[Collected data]
____
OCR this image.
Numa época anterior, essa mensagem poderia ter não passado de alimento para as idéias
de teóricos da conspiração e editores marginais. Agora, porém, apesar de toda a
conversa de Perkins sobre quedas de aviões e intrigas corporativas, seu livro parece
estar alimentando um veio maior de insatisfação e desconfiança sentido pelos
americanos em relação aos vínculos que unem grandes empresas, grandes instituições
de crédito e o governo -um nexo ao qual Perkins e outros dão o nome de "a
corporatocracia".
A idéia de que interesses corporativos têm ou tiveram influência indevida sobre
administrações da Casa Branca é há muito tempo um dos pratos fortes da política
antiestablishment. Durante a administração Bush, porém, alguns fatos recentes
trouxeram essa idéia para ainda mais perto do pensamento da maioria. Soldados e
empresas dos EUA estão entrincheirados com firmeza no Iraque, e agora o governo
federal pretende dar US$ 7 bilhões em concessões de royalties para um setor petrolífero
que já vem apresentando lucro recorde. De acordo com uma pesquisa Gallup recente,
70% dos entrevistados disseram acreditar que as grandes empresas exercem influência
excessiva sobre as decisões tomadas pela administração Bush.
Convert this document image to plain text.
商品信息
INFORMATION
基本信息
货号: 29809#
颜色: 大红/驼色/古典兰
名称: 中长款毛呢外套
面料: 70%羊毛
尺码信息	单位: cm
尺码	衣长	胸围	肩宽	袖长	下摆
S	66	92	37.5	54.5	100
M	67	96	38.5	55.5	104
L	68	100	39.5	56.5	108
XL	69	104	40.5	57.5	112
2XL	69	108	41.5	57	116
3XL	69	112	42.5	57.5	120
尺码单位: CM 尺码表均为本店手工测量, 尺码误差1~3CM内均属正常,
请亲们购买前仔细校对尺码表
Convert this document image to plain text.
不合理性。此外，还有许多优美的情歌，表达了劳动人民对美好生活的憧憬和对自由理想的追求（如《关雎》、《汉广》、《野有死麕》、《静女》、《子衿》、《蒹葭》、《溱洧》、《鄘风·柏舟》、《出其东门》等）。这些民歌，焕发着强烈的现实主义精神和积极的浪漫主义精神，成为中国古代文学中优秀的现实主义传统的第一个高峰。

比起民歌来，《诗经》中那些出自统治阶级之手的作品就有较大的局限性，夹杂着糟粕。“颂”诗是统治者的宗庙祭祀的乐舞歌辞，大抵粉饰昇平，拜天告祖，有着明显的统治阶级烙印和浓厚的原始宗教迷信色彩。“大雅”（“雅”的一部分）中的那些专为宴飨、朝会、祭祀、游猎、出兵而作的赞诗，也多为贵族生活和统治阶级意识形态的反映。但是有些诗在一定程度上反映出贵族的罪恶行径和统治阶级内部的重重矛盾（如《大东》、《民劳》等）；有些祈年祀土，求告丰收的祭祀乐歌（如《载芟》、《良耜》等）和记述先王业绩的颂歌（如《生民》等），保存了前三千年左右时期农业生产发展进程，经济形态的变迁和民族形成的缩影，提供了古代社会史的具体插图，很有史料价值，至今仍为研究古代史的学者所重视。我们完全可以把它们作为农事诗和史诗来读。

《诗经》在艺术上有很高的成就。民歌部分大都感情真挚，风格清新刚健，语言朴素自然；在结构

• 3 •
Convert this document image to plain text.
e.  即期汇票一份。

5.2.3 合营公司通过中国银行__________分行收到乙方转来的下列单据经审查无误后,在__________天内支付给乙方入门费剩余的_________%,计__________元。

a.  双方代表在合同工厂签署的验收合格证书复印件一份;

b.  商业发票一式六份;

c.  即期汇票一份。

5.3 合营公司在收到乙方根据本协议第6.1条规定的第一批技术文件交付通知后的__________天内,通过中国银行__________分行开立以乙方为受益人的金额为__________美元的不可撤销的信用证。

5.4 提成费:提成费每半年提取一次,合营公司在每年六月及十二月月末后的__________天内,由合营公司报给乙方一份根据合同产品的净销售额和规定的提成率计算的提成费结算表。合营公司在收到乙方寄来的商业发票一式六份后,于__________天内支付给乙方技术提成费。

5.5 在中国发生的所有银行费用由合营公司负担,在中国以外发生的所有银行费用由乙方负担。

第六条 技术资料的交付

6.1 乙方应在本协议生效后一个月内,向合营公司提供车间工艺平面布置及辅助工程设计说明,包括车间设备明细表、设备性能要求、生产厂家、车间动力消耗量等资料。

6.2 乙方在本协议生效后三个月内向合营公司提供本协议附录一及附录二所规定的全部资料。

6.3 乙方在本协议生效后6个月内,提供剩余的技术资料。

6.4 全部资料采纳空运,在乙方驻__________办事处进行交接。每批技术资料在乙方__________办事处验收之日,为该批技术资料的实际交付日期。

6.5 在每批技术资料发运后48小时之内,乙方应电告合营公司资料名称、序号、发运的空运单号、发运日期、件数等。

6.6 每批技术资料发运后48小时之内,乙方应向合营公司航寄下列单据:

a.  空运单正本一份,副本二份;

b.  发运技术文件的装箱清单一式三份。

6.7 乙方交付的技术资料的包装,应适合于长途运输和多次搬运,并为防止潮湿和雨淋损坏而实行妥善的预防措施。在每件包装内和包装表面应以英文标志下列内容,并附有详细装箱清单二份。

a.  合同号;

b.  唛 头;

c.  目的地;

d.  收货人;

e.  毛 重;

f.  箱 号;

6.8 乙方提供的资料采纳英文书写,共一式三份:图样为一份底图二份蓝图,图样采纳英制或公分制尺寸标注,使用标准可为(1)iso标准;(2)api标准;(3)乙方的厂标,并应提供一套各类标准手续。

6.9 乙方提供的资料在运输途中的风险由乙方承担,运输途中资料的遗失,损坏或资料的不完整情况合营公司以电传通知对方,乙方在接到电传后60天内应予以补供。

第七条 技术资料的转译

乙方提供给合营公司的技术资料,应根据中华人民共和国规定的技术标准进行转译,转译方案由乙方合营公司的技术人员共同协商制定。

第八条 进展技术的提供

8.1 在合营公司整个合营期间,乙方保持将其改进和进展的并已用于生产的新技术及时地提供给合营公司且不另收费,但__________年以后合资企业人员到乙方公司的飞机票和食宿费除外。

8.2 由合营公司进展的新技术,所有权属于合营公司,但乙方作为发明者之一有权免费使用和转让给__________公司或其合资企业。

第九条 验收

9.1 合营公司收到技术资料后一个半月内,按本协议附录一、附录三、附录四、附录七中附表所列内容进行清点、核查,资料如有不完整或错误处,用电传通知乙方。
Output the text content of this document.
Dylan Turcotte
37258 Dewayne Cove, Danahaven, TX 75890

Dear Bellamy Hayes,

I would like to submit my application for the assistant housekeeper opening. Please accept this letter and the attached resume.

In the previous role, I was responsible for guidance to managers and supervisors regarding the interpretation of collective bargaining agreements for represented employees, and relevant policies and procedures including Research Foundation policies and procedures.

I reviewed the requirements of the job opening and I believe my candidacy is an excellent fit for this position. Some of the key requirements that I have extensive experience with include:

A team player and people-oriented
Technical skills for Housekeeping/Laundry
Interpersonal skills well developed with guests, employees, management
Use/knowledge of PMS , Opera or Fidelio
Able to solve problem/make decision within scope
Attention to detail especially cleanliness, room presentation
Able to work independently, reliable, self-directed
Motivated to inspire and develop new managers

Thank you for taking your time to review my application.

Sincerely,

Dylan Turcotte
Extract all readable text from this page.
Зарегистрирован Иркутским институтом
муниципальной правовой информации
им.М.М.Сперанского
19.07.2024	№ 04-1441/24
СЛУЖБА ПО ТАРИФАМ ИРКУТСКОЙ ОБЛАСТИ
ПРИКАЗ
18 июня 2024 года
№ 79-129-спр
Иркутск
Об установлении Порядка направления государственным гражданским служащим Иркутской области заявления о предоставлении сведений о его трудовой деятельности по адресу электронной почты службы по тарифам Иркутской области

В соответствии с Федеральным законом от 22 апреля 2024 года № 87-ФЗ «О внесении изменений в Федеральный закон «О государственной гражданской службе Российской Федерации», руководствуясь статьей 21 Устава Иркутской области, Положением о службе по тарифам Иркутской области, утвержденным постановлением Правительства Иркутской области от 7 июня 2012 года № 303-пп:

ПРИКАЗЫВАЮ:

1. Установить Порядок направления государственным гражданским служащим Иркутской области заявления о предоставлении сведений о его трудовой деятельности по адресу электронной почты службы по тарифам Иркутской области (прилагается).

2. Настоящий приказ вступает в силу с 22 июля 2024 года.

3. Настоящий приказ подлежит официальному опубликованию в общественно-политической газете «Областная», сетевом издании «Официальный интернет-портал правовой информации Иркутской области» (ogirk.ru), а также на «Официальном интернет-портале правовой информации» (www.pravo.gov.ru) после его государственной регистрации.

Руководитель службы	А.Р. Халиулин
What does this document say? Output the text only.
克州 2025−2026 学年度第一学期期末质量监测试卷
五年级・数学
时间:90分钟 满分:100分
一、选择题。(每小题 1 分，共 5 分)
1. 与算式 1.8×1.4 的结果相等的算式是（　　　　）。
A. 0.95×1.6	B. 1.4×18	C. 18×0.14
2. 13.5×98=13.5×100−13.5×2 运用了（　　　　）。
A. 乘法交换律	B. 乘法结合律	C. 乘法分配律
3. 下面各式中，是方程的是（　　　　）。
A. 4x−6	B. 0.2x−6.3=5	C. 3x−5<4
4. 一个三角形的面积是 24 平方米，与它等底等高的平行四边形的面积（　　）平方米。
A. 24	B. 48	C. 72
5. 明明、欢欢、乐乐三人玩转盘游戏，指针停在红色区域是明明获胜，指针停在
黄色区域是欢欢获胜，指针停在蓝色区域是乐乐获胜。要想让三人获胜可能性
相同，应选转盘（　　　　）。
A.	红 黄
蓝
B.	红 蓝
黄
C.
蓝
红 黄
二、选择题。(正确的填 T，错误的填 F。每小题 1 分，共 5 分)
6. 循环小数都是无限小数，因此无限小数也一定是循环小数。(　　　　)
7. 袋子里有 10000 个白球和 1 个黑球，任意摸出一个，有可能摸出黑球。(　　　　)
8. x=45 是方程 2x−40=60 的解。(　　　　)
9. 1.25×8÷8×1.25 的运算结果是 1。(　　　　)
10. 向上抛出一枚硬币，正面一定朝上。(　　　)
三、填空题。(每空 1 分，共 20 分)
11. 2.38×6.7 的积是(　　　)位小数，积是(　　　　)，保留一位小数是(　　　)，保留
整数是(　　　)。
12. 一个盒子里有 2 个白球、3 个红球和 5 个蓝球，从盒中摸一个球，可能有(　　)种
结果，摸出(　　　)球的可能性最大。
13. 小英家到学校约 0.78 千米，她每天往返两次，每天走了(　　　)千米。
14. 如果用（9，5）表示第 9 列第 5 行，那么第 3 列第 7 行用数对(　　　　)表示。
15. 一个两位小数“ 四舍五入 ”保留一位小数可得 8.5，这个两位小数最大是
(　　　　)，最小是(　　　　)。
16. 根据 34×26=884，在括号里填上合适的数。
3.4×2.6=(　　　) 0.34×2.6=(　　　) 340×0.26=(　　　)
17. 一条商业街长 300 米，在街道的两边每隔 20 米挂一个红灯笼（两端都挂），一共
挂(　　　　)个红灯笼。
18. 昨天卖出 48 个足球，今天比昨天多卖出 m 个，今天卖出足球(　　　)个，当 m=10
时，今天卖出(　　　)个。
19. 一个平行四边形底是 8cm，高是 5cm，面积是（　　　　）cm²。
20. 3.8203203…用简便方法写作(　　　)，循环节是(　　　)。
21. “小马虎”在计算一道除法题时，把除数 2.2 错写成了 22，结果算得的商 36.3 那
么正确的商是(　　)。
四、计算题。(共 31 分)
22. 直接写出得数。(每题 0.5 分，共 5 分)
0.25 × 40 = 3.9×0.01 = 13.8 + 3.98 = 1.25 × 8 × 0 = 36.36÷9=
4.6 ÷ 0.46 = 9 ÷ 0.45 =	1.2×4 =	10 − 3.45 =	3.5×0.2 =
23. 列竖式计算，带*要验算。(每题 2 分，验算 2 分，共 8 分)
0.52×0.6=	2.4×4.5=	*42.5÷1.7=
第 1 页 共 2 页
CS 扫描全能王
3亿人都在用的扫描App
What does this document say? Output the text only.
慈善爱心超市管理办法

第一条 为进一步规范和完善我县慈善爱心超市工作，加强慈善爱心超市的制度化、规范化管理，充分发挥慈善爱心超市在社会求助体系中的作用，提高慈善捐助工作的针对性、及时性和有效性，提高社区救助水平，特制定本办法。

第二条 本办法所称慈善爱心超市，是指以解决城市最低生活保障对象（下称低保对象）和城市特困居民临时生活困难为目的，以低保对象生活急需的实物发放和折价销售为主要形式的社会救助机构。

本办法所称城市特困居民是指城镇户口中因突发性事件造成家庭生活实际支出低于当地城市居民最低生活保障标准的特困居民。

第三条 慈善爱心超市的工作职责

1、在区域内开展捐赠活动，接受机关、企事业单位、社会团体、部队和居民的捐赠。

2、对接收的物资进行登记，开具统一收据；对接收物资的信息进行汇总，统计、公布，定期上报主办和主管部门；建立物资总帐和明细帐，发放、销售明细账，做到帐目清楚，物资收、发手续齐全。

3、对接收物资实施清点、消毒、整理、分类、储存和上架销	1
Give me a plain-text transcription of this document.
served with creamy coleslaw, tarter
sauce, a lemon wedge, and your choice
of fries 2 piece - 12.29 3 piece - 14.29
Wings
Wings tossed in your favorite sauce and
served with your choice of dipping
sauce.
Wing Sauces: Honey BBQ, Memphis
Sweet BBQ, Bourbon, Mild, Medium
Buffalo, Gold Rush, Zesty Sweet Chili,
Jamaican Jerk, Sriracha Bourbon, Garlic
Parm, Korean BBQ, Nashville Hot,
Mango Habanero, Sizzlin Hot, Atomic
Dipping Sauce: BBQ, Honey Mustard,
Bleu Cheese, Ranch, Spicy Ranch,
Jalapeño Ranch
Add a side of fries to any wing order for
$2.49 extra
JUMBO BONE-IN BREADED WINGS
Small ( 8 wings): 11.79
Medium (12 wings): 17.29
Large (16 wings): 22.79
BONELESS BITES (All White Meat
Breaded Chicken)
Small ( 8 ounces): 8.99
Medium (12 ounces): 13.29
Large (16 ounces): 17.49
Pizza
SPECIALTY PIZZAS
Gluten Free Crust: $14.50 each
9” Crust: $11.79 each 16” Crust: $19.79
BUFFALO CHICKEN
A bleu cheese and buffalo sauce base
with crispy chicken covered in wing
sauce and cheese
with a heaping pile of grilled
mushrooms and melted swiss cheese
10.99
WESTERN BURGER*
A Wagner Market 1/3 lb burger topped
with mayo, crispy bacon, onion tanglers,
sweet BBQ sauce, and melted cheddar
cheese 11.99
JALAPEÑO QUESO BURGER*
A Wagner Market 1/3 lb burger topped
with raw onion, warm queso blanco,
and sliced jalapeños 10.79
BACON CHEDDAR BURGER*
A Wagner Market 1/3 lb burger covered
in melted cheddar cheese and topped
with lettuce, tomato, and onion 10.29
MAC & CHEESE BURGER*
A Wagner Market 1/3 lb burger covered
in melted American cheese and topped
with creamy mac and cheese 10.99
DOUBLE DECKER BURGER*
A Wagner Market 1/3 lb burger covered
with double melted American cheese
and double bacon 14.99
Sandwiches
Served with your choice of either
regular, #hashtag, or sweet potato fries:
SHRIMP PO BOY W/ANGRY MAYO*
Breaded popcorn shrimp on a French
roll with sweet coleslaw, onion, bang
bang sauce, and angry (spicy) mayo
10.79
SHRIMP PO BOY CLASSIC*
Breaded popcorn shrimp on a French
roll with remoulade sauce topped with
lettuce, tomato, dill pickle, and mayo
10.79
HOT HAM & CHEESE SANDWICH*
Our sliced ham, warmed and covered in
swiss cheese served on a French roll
____
# [Prompt]
Copy every line of the entries above in which "empresas" occurs.

# [Response]
americanos em relação aos vínculos que unem grandes empresas, grandes instituições
empresas dos EUA estão entrincheirados com firmeza no Iraque, e agora o governo
70% dos entrevistados disseram acreditar que as grandes empresas exercem influência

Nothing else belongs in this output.